- [SOURCE MATERIAL]:
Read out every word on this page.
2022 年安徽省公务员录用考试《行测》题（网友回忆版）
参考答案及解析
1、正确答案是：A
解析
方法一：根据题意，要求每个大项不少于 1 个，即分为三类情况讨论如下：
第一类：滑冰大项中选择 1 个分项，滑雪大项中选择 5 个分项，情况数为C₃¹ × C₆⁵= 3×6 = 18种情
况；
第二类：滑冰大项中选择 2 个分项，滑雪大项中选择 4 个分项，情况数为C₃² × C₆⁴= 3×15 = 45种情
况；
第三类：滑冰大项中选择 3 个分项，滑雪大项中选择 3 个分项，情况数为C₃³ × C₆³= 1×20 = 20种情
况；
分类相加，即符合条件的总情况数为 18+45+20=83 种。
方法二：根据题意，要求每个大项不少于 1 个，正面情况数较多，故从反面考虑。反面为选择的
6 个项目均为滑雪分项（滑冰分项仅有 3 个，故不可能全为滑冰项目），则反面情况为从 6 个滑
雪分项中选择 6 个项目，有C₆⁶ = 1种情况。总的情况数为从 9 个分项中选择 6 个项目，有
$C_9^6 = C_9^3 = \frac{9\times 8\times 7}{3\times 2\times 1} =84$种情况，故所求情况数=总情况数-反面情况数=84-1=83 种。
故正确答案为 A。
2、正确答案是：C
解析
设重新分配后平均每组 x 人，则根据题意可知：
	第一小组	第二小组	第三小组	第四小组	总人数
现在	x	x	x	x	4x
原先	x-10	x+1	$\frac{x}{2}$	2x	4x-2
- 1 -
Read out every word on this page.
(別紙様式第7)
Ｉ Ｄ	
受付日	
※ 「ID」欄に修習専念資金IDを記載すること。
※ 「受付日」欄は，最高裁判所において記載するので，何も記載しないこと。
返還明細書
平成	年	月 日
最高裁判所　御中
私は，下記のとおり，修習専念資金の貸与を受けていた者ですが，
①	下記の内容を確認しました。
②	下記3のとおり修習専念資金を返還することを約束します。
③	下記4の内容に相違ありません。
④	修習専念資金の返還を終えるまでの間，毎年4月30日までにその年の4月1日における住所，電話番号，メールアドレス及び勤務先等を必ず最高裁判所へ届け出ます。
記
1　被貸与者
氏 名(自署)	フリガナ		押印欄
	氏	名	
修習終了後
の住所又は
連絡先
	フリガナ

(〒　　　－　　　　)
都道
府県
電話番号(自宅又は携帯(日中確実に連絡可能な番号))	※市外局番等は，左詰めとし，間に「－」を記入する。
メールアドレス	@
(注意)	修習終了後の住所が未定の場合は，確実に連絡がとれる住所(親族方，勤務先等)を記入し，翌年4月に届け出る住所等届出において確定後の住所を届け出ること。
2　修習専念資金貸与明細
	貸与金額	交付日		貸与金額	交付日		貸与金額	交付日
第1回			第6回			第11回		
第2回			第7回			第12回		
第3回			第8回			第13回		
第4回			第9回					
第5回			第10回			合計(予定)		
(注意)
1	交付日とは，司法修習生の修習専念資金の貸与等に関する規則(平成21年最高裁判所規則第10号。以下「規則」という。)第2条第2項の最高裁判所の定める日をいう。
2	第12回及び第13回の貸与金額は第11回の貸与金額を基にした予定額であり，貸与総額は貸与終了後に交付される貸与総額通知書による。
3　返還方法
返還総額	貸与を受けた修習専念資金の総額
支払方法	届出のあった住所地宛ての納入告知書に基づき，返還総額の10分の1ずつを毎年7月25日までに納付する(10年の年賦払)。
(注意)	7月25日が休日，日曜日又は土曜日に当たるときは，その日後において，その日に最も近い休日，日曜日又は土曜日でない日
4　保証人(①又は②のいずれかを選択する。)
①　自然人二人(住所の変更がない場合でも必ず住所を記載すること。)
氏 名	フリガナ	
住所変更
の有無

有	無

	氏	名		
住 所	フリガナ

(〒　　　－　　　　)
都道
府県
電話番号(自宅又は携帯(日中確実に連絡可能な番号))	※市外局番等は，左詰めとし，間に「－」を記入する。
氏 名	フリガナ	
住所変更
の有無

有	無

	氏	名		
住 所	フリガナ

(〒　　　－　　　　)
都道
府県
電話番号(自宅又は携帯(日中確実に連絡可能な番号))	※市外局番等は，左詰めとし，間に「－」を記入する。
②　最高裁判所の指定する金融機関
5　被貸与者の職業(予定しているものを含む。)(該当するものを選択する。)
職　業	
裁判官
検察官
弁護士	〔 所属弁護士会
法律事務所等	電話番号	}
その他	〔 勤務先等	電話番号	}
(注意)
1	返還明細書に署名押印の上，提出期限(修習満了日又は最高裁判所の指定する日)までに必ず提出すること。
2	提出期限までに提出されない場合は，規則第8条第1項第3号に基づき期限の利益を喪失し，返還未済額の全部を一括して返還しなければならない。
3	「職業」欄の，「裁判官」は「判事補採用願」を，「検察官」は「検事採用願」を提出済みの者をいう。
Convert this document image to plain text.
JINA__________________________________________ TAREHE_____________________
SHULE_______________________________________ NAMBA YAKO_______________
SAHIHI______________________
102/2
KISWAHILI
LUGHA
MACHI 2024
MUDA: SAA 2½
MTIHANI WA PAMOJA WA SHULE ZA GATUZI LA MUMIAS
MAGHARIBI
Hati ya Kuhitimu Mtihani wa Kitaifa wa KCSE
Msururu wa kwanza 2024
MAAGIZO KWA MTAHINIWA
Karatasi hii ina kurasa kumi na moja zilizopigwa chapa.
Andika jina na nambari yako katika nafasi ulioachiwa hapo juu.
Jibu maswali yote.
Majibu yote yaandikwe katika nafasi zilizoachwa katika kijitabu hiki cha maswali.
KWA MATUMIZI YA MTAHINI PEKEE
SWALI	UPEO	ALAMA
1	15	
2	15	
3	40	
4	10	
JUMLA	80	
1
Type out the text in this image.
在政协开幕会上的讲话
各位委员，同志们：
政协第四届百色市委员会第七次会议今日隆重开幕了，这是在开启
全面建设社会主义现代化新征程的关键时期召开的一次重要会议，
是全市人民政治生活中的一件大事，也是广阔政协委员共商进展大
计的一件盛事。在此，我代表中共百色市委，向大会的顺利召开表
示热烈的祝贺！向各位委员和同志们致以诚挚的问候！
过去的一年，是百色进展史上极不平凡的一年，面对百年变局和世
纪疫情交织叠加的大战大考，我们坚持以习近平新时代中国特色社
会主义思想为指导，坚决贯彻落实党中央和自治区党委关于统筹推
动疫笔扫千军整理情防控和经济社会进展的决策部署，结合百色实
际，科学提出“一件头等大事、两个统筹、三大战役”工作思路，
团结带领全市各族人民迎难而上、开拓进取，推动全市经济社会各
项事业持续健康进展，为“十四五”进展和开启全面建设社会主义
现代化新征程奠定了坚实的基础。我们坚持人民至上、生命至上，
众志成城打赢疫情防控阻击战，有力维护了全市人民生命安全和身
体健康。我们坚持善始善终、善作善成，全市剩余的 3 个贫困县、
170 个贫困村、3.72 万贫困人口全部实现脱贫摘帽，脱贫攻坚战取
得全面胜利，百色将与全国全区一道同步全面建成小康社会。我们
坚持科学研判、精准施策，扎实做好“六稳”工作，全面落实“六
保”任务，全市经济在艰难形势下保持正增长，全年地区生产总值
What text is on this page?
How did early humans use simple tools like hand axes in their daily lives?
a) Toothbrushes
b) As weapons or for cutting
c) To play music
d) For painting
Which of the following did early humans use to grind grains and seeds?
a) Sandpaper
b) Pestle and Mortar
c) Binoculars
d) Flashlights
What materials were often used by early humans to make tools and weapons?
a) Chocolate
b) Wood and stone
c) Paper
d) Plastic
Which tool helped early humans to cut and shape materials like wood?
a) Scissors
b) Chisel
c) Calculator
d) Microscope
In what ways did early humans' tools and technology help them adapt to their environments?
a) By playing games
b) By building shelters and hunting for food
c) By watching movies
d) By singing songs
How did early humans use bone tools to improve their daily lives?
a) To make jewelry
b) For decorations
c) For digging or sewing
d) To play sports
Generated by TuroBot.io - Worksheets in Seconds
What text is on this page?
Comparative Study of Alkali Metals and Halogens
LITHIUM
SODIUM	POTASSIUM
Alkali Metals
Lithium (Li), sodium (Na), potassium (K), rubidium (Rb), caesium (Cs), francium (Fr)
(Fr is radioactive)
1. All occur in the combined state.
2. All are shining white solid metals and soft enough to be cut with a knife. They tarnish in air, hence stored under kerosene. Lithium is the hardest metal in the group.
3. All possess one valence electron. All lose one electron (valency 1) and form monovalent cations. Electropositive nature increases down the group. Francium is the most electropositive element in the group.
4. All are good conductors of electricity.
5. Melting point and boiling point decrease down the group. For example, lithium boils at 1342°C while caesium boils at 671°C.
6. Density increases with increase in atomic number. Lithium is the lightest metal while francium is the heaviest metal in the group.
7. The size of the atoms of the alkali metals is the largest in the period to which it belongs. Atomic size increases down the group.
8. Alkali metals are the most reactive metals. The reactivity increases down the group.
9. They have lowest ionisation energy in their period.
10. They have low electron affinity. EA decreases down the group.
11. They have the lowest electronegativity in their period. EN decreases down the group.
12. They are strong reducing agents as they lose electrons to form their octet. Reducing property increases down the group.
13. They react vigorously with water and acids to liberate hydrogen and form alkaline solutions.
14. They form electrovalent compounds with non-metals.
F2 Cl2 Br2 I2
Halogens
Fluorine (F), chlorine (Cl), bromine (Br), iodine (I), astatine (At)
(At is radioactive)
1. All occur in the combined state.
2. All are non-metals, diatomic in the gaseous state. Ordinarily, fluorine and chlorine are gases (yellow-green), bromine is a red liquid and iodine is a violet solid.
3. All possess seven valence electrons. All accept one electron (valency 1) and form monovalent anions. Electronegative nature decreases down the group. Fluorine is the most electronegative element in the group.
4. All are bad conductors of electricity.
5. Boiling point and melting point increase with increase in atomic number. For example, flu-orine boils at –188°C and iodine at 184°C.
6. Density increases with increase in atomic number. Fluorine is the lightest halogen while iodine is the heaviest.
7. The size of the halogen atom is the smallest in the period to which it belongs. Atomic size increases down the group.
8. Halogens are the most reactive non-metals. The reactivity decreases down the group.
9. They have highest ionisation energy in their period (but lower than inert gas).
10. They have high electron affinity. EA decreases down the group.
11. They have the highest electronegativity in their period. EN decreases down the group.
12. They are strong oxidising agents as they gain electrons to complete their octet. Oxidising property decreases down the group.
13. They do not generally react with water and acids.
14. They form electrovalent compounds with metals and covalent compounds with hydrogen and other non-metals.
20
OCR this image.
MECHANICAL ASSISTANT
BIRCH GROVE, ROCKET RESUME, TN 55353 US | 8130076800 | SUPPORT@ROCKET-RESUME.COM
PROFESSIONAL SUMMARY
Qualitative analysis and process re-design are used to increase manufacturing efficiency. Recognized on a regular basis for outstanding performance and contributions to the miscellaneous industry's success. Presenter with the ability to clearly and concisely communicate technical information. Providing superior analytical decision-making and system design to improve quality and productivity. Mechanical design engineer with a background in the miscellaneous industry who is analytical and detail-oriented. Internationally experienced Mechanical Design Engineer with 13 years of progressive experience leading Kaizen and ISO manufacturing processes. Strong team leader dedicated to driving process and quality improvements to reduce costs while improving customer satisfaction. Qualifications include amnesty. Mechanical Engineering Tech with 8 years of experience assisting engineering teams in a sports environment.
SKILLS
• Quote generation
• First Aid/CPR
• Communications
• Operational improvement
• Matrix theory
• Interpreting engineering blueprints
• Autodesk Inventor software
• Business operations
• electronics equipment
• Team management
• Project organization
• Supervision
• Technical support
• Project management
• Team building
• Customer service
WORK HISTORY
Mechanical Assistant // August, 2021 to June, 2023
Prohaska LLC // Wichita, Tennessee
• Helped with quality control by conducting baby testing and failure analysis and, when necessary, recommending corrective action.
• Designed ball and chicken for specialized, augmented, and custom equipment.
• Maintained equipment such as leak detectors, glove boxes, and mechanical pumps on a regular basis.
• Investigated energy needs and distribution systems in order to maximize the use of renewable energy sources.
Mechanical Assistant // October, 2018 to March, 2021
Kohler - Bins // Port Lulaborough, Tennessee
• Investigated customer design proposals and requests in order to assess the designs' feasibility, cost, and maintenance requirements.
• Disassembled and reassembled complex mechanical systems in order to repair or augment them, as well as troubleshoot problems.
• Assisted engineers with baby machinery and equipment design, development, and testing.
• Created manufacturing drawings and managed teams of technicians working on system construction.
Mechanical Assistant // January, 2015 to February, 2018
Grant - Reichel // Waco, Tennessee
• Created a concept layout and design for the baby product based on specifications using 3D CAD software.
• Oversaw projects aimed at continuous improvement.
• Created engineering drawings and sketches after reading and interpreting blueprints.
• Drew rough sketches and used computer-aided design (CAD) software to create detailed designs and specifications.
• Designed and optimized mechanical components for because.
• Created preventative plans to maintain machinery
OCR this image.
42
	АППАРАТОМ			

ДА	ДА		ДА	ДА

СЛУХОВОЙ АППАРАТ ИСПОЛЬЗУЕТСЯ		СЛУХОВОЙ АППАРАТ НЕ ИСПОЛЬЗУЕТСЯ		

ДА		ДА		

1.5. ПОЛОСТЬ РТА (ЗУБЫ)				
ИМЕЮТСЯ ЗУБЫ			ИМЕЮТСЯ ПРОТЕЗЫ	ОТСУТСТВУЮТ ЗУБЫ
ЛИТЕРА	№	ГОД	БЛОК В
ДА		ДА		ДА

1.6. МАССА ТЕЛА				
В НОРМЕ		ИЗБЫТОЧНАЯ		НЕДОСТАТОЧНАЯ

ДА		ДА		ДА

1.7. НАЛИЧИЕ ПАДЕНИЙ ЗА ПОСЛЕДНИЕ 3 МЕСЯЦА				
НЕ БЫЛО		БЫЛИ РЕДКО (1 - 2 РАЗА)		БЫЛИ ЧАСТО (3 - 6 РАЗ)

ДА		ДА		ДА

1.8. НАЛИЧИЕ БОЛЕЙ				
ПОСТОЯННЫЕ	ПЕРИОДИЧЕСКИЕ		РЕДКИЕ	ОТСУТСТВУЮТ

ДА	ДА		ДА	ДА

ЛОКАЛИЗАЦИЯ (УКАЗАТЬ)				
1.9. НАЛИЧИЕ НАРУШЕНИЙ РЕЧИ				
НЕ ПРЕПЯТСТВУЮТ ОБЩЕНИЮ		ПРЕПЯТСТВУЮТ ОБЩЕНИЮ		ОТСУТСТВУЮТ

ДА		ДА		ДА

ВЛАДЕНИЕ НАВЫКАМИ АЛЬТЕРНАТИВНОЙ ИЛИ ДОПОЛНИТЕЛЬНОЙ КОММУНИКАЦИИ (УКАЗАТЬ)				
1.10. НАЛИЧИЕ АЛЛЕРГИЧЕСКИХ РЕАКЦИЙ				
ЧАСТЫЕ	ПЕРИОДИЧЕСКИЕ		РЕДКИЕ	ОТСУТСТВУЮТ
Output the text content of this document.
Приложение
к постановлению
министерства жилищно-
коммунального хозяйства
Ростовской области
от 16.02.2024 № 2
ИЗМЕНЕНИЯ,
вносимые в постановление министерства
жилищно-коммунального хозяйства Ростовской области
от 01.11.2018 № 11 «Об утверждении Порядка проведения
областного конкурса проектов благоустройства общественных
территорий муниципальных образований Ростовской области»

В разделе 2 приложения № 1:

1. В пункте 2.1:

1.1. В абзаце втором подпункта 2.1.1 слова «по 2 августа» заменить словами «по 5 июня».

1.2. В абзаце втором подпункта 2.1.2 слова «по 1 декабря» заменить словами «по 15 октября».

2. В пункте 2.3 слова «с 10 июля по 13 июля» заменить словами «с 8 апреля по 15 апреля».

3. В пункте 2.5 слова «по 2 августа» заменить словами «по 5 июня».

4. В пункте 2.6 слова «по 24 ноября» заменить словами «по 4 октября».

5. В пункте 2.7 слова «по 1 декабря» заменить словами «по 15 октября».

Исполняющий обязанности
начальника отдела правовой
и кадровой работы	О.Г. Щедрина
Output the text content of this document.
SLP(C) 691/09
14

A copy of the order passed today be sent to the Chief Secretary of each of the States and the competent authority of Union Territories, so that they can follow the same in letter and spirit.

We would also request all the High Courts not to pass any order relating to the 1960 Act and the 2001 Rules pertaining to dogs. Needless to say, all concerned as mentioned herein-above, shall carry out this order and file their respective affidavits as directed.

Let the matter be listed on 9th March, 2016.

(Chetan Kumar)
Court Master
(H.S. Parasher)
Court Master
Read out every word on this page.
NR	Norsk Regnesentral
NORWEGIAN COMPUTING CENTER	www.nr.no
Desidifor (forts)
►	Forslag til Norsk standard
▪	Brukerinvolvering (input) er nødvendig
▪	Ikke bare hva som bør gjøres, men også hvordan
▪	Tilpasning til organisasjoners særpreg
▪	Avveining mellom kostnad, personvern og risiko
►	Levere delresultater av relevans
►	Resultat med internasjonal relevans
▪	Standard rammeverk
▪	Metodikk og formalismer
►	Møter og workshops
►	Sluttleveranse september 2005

- [STATED PROBLEM]: Filter out every line that lacks the word "июня", and copy the rest.

- [FULL RESPONSE]:
1.1. В абзаце втором подпункта 2.1.1 слова «по 2 августа» заменить словами «по 5 июня».
3. В пункте 2.5 слова «по 2 августа» заменить словами «по 5 июня».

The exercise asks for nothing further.